(PASSAGE GIVEN):
## BEGIN
So when Ten Hag sits down in the peace and quiet of Carrington while his squad enjoys two days off during their first clear midweek since September, the manager will doubtless calmly and rationally assess his own mis-steps amid the many of his players.

Ten Hag is fortunate to be the first manager since Fergie for whom the players have been held accountable before the boss. Some of the individuals who’ve represented United in the last decade, and the cliques that formed between them, have got away with murder, but often it was the boss who carried the can. For too long the question was ‘what can the manager do for the players?’ while more often than not, nothing was being offered in return.

Eventually – belatedly – those players were identified as the common denominator and those who remain have faced rather more intense, entirely reasonable levels of scrutiny and expectation this season. Some, like Bruno Fernandes and Marcus Rashford, have stepped up and passed their tests. Many of their team-mates, however, are still death dropping on wafer-thin ice.

It has to be remembered that Ten Hag is still managing a deeply flawed group. The Dutchman has made changes and, given the opportunity, he would doubtless have made many more. And even the changes he did make, he would likely do differently if he wasn’t working under the conditions that come as a consequence of Glazernomics.

Rome wasn’t built in a day and Manchester United cannot be rebuilt in a year. Ten Hag is making good progress on the job, though. Gone are some of the individuals he nor any other serious coach could trust. The obvious one being Cristiano Ronaldo.

In the wake of two defeats in which United’s attack once again showed all the ruthlessness of a pack of Care Bears, some are suggesting Ten Hag was wrong to allow Ronaldo to leave. What’s key here: Ronaldo wanted to go. And he’d have burned the place down until he could strut away from the ruins.

Man Utd striker Cristiano Ronaldo walks down the Old Trafford tunnel Credit: Alamy
Man Utd striker Cristiano Ronaldo walks down the Old Trafford tunnel Credit: Alamy

No amount of revisionism could make Ronaldo the wronged party there, even knowing now how woeful the alternatives are. The only thing Ten Hag could be blamed for is not demanding a fit-for-purpose striker as a replacement.
## END
(Spatial layout entries)
## BEGIN
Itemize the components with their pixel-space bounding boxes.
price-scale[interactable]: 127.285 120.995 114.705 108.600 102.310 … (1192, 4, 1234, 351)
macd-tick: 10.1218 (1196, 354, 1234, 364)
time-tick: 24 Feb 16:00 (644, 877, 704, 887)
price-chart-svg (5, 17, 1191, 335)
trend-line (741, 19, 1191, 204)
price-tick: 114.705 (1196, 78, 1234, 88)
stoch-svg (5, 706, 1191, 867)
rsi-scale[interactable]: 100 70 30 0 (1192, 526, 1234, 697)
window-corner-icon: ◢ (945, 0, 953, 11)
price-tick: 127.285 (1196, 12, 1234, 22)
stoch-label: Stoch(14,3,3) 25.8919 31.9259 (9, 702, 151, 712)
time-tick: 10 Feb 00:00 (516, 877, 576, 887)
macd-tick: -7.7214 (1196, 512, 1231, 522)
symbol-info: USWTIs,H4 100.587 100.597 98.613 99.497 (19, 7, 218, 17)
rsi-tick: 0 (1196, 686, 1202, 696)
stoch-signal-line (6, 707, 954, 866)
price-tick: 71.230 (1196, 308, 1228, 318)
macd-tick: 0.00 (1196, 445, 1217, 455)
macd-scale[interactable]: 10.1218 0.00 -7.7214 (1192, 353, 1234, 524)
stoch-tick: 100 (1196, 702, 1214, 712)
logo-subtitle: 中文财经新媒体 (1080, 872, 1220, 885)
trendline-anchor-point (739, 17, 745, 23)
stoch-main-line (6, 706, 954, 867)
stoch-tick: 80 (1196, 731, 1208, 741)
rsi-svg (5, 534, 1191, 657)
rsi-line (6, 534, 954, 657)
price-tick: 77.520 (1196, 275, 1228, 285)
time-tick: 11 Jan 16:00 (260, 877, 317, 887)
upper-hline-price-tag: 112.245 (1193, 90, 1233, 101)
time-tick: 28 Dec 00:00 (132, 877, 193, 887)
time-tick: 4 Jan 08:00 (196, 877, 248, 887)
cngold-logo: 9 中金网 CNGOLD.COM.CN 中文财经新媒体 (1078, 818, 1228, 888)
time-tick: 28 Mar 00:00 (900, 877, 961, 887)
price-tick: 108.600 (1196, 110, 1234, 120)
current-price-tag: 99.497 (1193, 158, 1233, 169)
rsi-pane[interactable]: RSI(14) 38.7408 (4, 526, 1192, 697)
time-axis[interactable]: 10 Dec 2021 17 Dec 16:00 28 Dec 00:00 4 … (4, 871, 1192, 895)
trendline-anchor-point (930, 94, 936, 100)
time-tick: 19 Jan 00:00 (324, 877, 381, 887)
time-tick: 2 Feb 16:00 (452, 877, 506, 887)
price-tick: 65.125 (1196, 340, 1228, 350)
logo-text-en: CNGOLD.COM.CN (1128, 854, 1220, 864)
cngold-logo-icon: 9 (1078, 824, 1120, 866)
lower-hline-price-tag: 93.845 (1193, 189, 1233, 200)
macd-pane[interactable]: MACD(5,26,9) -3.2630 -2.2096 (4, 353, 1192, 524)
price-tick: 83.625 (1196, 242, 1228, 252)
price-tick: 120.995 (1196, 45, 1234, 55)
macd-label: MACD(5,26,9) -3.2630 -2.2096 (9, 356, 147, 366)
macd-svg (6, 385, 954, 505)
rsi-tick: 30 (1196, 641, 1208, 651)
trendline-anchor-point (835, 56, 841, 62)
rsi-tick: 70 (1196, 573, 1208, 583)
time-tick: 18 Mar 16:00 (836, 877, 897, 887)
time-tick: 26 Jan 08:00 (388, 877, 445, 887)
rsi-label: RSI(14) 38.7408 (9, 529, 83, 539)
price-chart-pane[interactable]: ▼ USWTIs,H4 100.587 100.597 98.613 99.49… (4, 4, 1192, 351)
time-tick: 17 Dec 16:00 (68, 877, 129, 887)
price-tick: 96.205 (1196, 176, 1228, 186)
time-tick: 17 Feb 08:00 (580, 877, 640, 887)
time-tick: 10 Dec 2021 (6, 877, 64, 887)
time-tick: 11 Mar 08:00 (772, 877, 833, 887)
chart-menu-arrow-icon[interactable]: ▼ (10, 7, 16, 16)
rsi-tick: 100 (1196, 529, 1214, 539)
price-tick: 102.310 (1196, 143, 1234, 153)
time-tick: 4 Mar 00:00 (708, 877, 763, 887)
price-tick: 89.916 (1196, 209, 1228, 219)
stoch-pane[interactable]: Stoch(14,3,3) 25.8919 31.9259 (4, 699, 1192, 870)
## END
(WRITTEN EXERCISE):
Reproduce the passage about Ten Hag from "Ten Hag is fortunate" up to and including "on wafer-thin ice.". The material has no connection to the passage about Ten Hag.

(OUTPUT FOR THIS EXERCISE):
Ten Hag is fortunate to be the first manager since Fergie for whom the players have been held accountable before the boss. Some of the individuals who’ve represented United in the last decade, and the cliques that formed between them, have got away with murder, but often it was the boss who carried the can. For too long the question was ‘what can the manager do for the players?’ while more often than not, nothing was being offered in return.

Eventually – belatedly – those players were identified as the common denominator and those who remain have faced rather more intense, entirely reasonable levels of scrutiny and expectation this season. Some, like Bruno Fernandes and Marcus Rashford, have stepped up and passed their tests. Many of their team-mates, however, are still death dropping on wafer-thin ice.